● Required work
Pictures aside, write out every record exactly as it appears.

[Data tied to figure images]
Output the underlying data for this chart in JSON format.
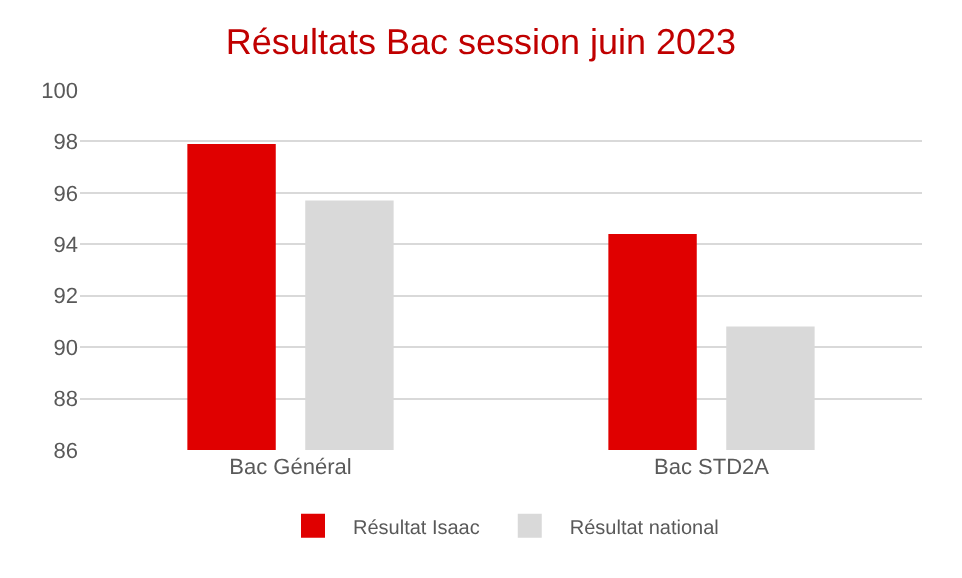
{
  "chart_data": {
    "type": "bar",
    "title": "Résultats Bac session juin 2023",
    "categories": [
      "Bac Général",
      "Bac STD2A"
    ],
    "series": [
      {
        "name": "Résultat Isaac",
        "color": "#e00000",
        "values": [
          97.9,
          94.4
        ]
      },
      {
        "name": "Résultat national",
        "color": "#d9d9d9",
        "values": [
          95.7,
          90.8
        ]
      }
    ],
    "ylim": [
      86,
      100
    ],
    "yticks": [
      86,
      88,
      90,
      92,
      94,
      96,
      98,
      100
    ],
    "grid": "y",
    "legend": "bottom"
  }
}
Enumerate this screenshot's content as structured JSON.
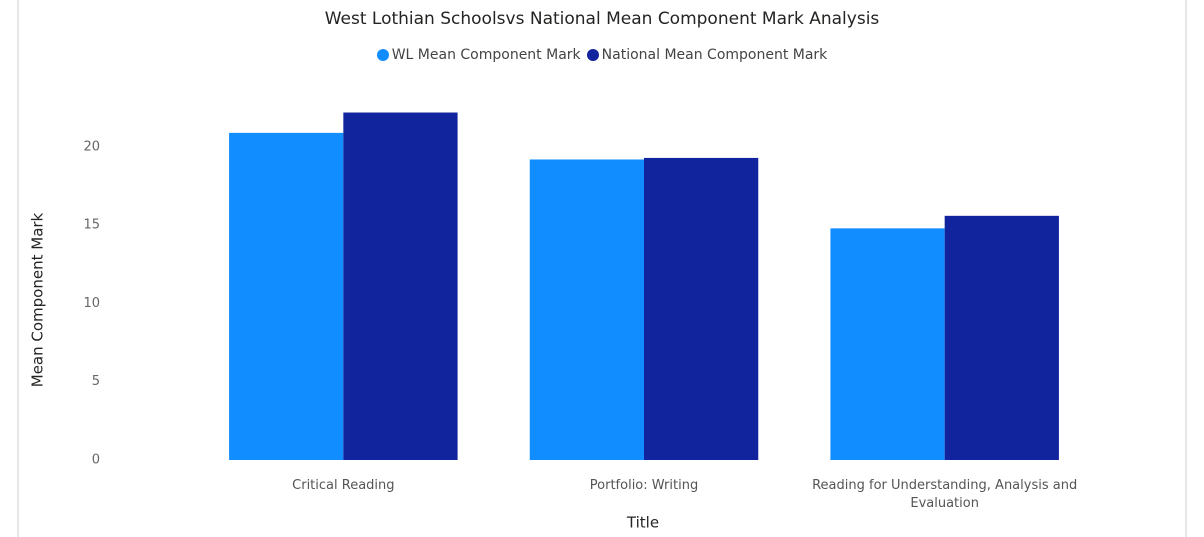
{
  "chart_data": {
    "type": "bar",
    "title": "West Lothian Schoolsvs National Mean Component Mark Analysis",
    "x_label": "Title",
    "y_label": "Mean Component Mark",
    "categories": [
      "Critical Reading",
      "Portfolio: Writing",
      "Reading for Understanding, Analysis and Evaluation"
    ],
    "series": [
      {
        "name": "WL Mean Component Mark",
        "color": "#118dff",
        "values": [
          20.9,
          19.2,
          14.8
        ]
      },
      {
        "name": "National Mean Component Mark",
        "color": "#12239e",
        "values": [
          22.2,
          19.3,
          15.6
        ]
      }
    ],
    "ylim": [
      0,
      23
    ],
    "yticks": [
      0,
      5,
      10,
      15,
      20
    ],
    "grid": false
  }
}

● Output below
Output the underlying data for this chart in JSON format.
{
  "chart_data": {
    "type": "bar",
    "title": "Résultats Bac session juin 2023",
    "categories": [
      "Bac Général",
      "Bac STD2A"
    ],
    "series": [
      {
        "name": "Résultat Isaac",
        "color": "#e00000",
        "values": [
          97.9,
          94.4
        ]
      },
      {
        "name": "Résultat national",
        "color": "#d9d9d9",
        "values": [
          95.7,
          90.8
        ]
      }
    ],
    "ylim": [
      86,
      100
    ],
    "yticks": [
      86,
      88,
      90,
      92,
      94,
      96,
      98,
      100
    ],
    "grid": "y",
    "legend": "bottom"
  }
}
Enumerate this screenshot's content as structured JSON.
{
  "chart_data": {
    "type": "bar",
    "title": "West Lothian Schoolsvs National Mean Component Mark Analysis",
    "x_label": "Title",
    "y_label": "Mean Component Mark",
    "categories": [
      "Critical Reading",
      "Portfolio: Writing",
      "Reading for Understanding, Analysis and Evaluation"
    ],
    "series": [
      {
        "name": "WL Mean Component Mark",
        "color": "#118dff",
        "values": [
          20.9,
          19.2,
          14.8
        ]
      },
      {
        "name": "National Mean Component Mark",
        "color": "#12239e",
        "values": [
          22.2,
          19.3,
          15.6
        ]
      }
    ],
    "ylim": [
      0,
      23
    ],
    "yticks": [
      0,
      5,
      10,
      15,
      20
    ],
    "grid": false
  }
}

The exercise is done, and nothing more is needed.